WHAT THE EXERCISE ASKS: Rewrite the records from the start through the line with "bar-移动电话基站数量：万个 bbox=[64, 223, 465, 235]", changing "gridline" to "grid-rule" and leaving everything else as it is.

Some records:
---+---

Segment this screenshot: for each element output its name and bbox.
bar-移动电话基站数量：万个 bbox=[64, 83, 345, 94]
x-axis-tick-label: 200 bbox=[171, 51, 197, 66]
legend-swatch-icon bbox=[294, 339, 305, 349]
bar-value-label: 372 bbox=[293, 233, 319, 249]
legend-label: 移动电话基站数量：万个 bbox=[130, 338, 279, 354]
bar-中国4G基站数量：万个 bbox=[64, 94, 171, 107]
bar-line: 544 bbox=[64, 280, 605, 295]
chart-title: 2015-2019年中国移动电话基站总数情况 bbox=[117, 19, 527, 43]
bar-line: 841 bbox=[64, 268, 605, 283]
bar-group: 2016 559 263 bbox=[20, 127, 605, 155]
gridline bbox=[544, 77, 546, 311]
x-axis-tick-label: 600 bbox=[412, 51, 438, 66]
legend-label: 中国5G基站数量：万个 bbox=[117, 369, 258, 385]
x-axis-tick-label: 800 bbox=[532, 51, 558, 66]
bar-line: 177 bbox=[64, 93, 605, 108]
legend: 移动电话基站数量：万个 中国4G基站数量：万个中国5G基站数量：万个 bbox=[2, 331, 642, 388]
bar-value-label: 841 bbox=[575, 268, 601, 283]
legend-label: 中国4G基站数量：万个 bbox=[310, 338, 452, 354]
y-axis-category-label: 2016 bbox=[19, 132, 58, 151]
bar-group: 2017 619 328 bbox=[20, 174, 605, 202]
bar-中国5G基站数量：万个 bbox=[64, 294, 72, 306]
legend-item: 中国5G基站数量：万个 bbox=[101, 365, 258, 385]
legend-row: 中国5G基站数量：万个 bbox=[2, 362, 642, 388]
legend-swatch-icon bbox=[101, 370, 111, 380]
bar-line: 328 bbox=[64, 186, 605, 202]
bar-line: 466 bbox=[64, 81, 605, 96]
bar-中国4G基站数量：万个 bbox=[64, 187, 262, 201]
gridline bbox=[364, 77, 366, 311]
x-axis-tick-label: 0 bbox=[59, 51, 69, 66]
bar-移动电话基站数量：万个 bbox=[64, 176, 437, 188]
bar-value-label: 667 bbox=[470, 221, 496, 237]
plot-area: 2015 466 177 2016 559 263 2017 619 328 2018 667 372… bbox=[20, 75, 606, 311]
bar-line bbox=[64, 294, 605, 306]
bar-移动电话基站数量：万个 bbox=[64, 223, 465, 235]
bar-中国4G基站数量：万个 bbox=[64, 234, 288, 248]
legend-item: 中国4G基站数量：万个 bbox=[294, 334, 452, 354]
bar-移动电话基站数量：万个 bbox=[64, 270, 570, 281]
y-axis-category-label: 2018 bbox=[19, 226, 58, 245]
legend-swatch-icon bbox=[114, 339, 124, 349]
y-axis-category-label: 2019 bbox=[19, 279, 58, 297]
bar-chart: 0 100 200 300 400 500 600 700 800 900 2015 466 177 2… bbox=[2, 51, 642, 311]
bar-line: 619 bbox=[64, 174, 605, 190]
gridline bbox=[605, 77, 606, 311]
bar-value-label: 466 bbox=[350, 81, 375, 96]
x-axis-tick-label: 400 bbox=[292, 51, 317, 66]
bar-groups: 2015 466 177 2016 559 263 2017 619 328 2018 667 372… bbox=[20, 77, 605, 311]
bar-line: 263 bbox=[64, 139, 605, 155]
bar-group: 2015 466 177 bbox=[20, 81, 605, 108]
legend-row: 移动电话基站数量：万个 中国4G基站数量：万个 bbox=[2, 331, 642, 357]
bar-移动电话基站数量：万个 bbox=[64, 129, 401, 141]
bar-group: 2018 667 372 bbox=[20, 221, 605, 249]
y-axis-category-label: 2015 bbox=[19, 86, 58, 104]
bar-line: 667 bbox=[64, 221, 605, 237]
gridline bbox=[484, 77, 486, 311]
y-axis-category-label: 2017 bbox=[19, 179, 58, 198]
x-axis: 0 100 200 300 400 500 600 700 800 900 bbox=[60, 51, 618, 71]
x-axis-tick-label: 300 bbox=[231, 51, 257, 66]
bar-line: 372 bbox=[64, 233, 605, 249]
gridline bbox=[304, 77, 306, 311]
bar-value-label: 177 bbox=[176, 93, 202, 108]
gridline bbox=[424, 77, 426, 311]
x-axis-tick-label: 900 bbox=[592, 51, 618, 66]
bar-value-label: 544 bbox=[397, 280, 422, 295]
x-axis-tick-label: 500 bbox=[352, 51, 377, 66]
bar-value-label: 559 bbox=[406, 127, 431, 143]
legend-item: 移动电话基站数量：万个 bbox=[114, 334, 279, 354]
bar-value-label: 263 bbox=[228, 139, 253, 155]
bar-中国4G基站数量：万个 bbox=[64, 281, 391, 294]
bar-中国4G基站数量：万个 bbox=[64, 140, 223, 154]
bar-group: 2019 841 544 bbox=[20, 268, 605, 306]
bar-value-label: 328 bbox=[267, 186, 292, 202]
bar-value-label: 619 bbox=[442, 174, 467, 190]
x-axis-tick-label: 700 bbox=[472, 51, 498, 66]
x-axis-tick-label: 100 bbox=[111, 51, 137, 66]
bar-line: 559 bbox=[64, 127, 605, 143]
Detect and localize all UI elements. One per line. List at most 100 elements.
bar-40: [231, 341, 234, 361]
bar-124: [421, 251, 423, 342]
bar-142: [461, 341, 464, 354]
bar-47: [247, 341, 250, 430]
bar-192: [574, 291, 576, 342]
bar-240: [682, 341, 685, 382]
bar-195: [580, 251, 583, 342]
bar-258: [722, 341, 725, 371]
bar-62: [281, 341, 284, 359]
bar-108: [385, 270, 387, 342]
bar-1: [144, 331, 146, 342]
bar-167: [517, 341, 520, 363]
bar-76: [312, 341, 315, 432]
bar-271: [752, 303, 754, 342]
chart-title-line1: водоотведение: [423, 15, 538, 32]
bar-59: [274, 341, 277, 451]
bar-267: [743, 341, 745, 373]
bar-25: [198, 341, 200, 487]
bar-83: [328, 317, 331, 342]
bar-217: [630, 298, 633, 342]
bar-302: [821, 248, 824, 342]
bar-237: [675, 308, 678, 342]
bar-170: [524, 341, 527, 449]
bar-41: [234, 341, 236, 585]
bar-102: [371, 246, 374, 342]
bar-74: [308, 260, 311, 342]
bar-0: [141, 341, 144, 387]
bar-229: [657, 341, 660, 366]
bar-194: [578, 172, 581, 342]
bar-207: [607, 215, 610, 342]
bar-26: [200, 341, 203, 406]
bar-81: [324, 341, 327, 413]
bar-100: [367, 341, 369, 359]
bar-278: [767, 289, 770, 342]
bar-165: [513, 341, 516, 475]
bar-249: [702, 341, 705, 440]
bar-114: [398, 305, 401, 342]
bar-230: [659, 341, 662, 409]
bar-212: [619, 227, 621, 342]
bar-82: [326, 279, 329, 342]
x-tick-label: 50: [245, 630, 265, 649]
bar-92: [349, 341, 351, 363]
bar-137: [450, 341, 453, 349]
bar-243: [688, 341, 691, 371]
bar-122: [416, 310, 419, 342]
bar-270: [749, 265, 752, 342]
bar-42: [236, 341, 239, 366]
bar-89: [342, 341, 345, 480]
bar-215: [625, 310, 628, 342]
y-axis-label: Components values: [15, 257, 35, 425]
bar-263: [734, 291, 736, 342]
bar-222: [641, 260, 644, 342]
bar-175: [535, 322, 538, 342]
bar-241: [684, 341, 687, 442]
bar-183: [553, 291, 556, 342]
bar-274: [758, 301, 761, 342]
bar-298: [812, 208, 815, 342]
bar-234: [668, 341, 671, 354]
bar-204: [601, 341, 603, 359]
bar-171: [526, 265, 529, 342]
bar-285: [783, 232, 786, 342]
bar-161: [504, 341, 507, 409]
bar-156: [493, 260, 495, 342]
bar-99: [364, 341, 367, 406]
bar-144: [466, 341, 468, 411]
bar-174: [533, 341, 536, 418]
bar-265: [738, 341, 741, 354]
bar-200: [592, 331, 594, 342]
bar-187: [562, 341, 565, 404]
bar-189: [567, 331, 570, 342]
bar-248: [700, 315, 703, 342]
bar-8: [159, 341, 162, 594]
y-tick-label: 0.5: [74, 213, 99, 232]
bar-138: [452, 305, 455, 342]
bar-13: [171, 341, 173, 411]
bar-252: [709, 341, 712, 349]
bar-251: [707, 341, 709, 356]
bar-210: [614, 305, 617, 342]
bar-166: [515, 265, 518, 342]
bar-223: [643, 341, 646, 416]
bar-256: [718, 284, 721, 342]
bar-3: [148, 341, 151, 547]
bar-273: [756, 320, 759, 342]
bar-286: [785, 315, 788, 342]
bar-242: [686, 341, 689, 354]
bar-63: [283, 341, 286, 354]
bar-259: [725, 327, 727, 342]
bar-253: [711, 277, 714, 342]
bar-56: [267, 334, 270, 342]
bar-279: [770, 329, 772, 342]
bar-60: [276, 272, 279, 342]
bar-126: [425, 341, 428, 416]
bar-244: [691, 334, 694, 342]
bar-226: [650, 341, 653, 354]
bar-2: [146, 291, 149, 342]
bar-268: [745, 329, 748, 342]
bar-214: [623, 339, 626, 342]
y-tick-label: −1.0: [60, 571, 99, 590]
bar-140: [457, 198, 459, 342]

---+---

TASK RESPONSE:
Segment this screenshot: for each element output its name and bbox.
bar-移动电话基站数量：万个 bbox=[64, 83, 345, 94]
x-axis-tick-label: 200 bbox=[171, 51, 197, 66]
legend-swatch-icon bbox=[294, 339, 305, 349]
bar-value-label: 372 bbox=[293, 233, 319, 249]
legend-label: 移动电话基站数量：万个 bbox=[130, 338, 279, 354]
bar-中国4G基站数量：万个 bbox=[64, 94, 171, 107]
bar-line: 544 bbox=[64, 280, 605, 295]
chart-title: 2015-2019年中国移动电话基站总数情况 bbox=[117, 19, 527, 43]
bar-line: 841 bbox=[64, 268, 605, 283]
bar-group: 2016 559 263 bbox=[20, 127, 605, 155]
grid-rule bbox=[544, 77, 546, 311]
x-axis-tick-label: 600 bbox=[412, 51, 438, 66]
legend-label: 中国5G基站数量：万个 bbox=[117, 369, 258, 385]
x-axis-tick-label: 800 bbox=[532, 51, 558, 66]
bar-line: 177 bbox=[64, 93, 605, 108]
legend: 移动电话基站数量：万个 中国4G基站数量：万个中国5G基站数量：万个 bbox=[2, 331, 642, 388]
bar-value-label: 841 bbox=[575, 268, 601, 283]
legend-label: 中国4G基站数量：万个 bbox=[310, 338, 452, 354]
y-axis-category-label: 2016 bbox=[19, 132, 58, 151]
bar-group: 2017 619 328 bbox=[20, 174, 605, 202]
bar-中国5G基站数量：万个 bbox=[64, 294, 72, 306]
legend-item: 中国5G基站数量：万个 bbox=[101, 365, 258, 385]
legend-row: 中国5G基站数量：万个 bbox=[2, 362, 642, 388]
legend-swatch-icon bbox=[101, 370, 111, 380]
bar-line: 328 bbox=[64, 186, 605, 202]
bar-line: 466 bbox=[64, 81, 605, 96]
bar-中国4G基站数量：万个 bbox=[64, 187, 262, 201]
grid-rule bbox=[364, 77, 366, 311]
x-axis-tick-label: 0 bbox=[59, 51, 69, 66]
bar-移动电话基站数量：万个 bbox=[64, 176, 437, 188]
bar-value-label: 667 bbox=[470, 221, 496, 237]
plot-area: 2015 466 177 2016 559 263 2017 619 328 2018 667 372… bbox=[20, 75, 606, 311]
bar-line bbox=[64, 294, 605, 306]
bar-移动电话基站数量：万个 bbox=[64, 223, 465, 235]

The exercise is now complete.